Aim of the task -
Where a line in the listing below contains the word "Szymańska", copy that line.

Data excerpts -

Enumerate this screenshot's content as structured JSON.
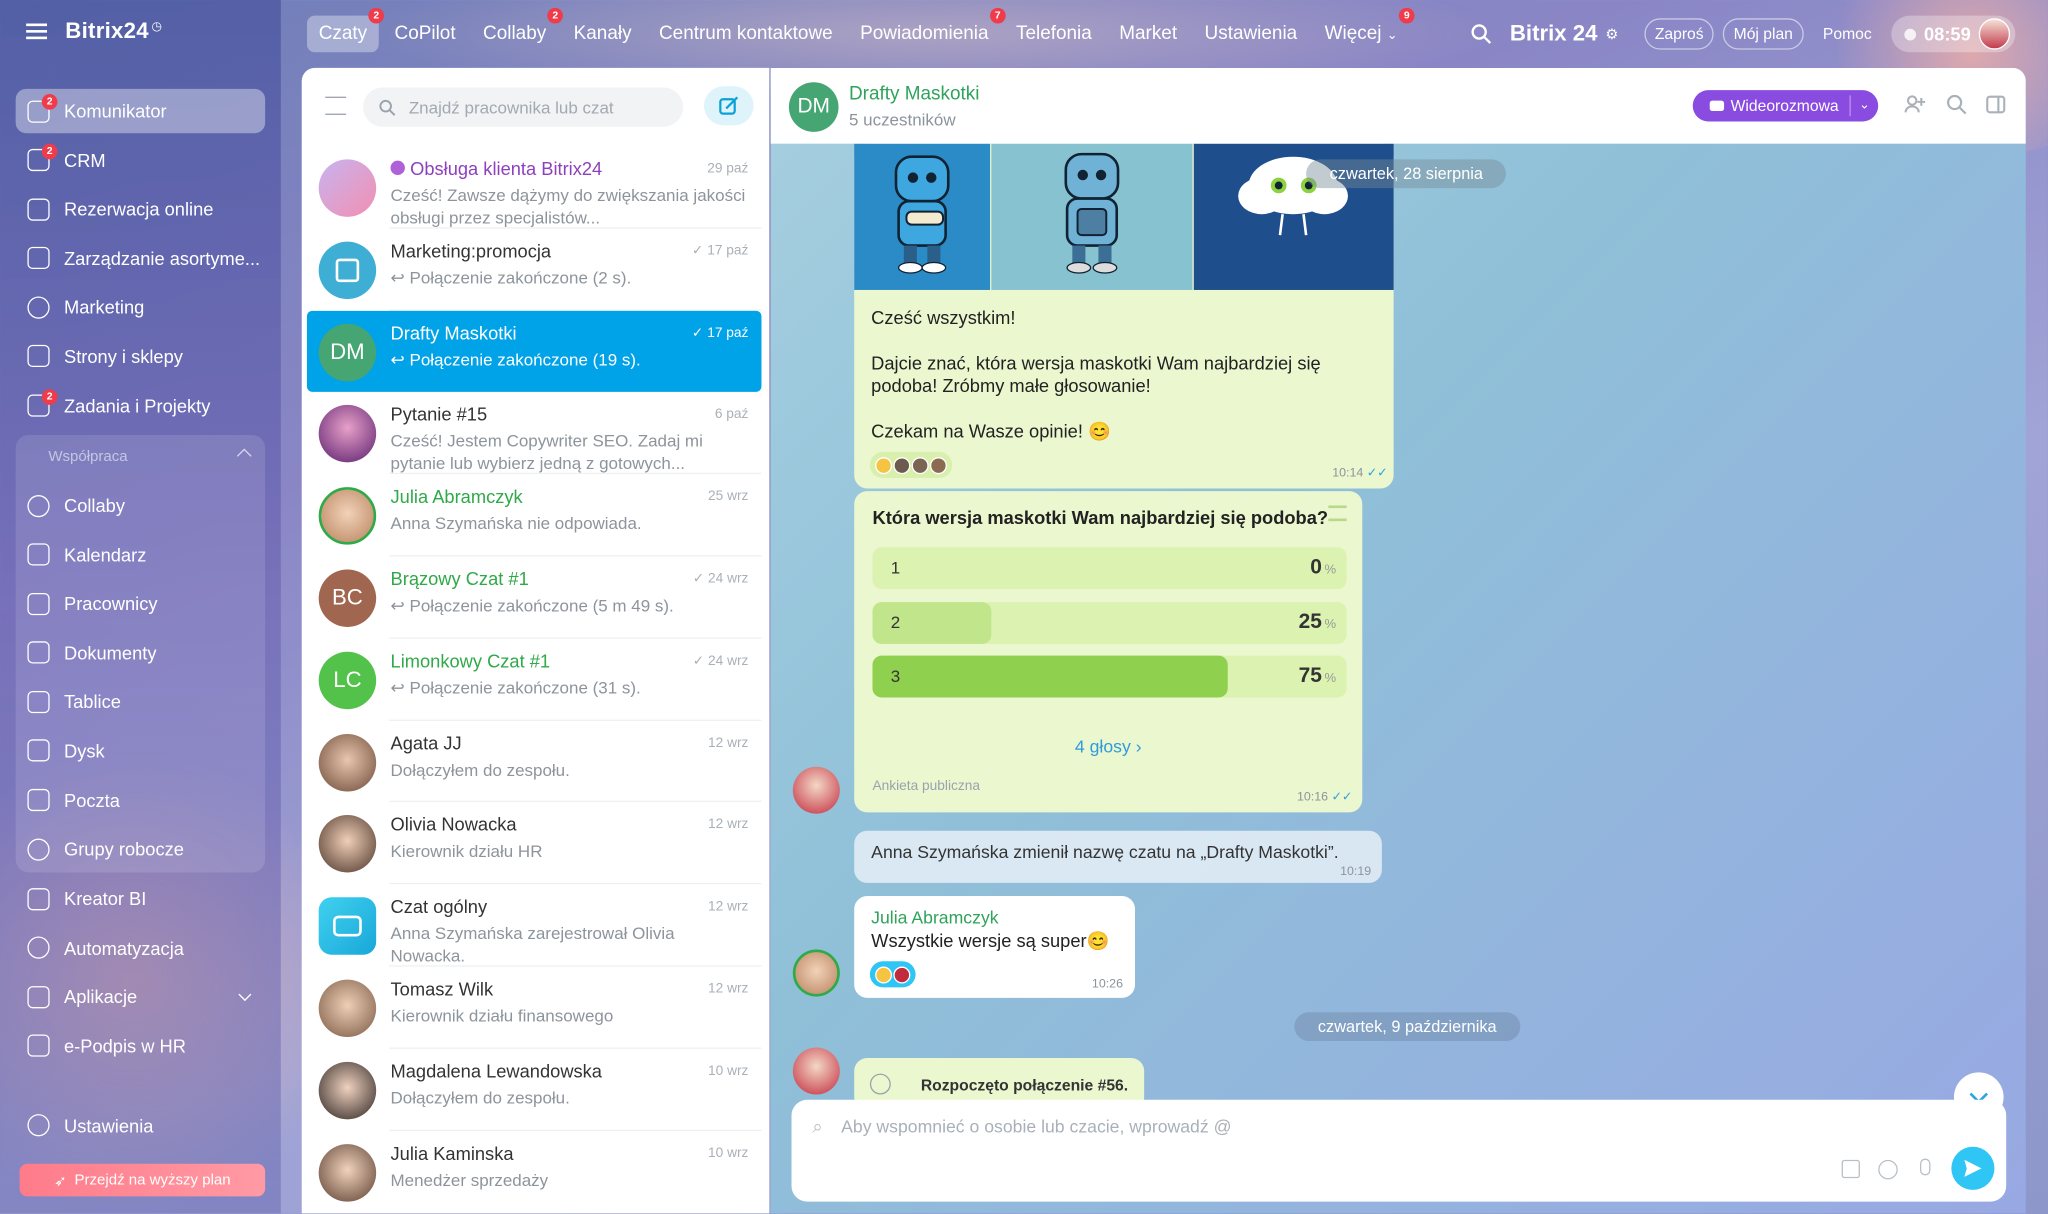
{
  "app": {
    "name": "Bitrix24"
  },
  "sidebar": {
    "items": [
      {
        "label": "Komunikator",
        "badge": "2"
      },
      {
        "label": "CRM",
        "badge": "2"
      },
      {
        "label": "Rezerwacja online",
        "badge": ""
      },
      {
        "label": "Zarządzanie asortyme...",
        "badge": ""
      },
      {
        "label": "Marketing",
        "badge": ""
      },
      {
        "label": "Strony i sklepy",
        "badge": ""
      },
      {
        "label": "Zadania i Projekty",
        "badge": "2"
      }
    ],
    "group_label": "Współpraca",
    "group_items": [
      "Collaby",
      "Kalendarz",
      "Pracownicy",
      "Dokumenty",
      "Tablice",
      "Dysk",
      "Poczta",
      "Grupy robocze"
    ],
    "items2": [
      "Kreator BI",
      "Automatyzacja",
      "Aplikacje",
      "e-Podpis w HR"
    ],
    "settings": "Ustawienia",
    "upgrade": "Przejdź na wyższy plan"
  },
  "topbar": {
    "tabs": [
      {
        "label": "Czaty",
        "badge": "2"
      },
      {
        "label": "CoPilot",
        "badge": ""
      },
      {
        "label": "Collaby",
        "badge": "2"
      },
      {
        "label": "Kanały",
        "badge": ""
      },
      {
        "label": "Centrum kontaktowe",
        "badge": ""
      },
      {
        "label": "Powiadomienia",
        "badge": "7"
      },
      {
        "label": "Telefonia",
        "badge": ""
      },
      {
        "label": "Market",
        "badge": ""
      },
      {
        "label": "Ustawienia",
        "badge": ""
      },
      {
        "label": "Więcej",
        "badge": "9"
      }
    ],
    "brand": "Bitrix 24",
    "invite": "Zaproś",
    "plan": "Mój plan",
    "help": "Pomoc",
    "clock": "08:59"
  },
  "chatlist": {
    "search_placeholder": "Znajdź pracownika lub czat",
    "chats": [
      {
        "title": "Obsługa klienta Bitrix24",
        "sub": "Cześć! Zawsze dążymy do zwiększania jakości obsługi przez specjalistów...",
        "date": "29 paź"
      },
      {
        "title": "Marketing:promocja",
        "sub": "Połączenie zakończone (2 s).",
        "date": "17 paź"
      },
      {
        "title": "Drafty Maskotki",
        "sub": "Połączenie zakończone (19 s).",
        "date": "17 paź",
        "initials": "DM"
      },
      {
        "title": "Pytanie #15",
        "sub": "Cześć! Jestem Copywriter SEO. Zadaj mi pytanie lub wybierz jedną z gotowych...",
        "date": "6 paź"
      },
      {
        "title": "Julia Abramczyk",
        "sub": "Anna Szymańska nie odpowiada.",
        "date": "25 wrz"
      },
      {
        "title": "Brązowy Czat #1",
        "sub": "Połączenie zakończone (5 m 49 s).",
        "date": "24 wrz",
        "initials": "BC"
      },
      {
        "title": "Limonkowy Czat #1",
        "sub": "Połączenie zakończone (31 s).",
        "date": "24 wrz",
        "initials": "LC"
      },
      {
        "title": "Agata JJ",
        "sub": "Dołączyłem do zespołu.",
        "date": "12 wrz"
      },
      {
        "title": "Olivia Nowacka",
        "sub": "Kierownik działu HR",
        "date": "12 wrz"
      },
      {
        "title": "Czat ogólny",
        "sub": "Anna Szymańska zarejestrował Olivia Nowacka.",
        "date": "12 wrz"
      },
      {
        "title": "Tomasz Wilk",
        "sub": "Kierownik działu finansowego",
        "date": "12 wrz"
      },
      {
        "title": "Magdalena Lewandowska",
        "sub": "Dołączyłem do zespołu.",
        "date": "10 wrz"
      },
      {
        "title": "Julia Kaminska",
        "sub": "Menedżer sprzedaży",
        "date": "10 wrz"
      }
    ]
  },
  "chat": {
    "avatar": "DM",
    "title": "Drafty Maskotki",
    "members": "5 uczestników",
    "video": "Wideorozmowa",
    "date1": "czwartek, 28 sierpnia",
    "msg1": {
      "l1": "Cześć wszystkim!",
      "l2": "Dajcie znać, która wersja maskotki Wam najbardziej się podoba! Zróbmy małe głosowanie!",
      "l3": "Czekam na Wasze opinie! 😊",
      "time": "10:14"
    },
    "poll": {
      "question": "Która wersja maskotki Wam najbardziej się podoba?",
      "options": [
        {
          "label": "1",
          "pct": "0"
        },
        {
          "label": "2",
          "pct": "25"
        },
        {
          "label": "3",
          "pct": "75"
        }
      ],
      "pct_sign": "%",
      "votes": "4 głosy",
      "type": "Ankieta publiczna",
      "time": "10:16"
    },
    "system": {
      "text": "Anna Szymańska zmienił nazwę czatu na „Drafty Maskotki”.",
      "time": "10:19"
    },
    "msg2": {
      "author": "Julia Abramczyk",
      "text": "Wszystkie wersje są super😊",
      "time": "10:26"
    },
    "date2": "czwartek, 9 października",
    "call": "Rozpoczęto połączenie #56.",
    "composer_placeholder": "Aby wspomnieć o osobie lub czacie, wprowadź @"
  },
  "colors": {
    "accent": "#00a2e8",
    "green": "#2faa48",
    "poll_fill": "#8fd14f",
    "video": "#8a4be0"
  }
}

Expected output -
        "sub": "Anna Szymańska nie odpowiada.",
        "sub": "Anna Szymańska zarejestrował Olivia Nowacka.",
      "text": "Anna Szymańska zmienił nazwę czatu na „Drafty Maskotki”.",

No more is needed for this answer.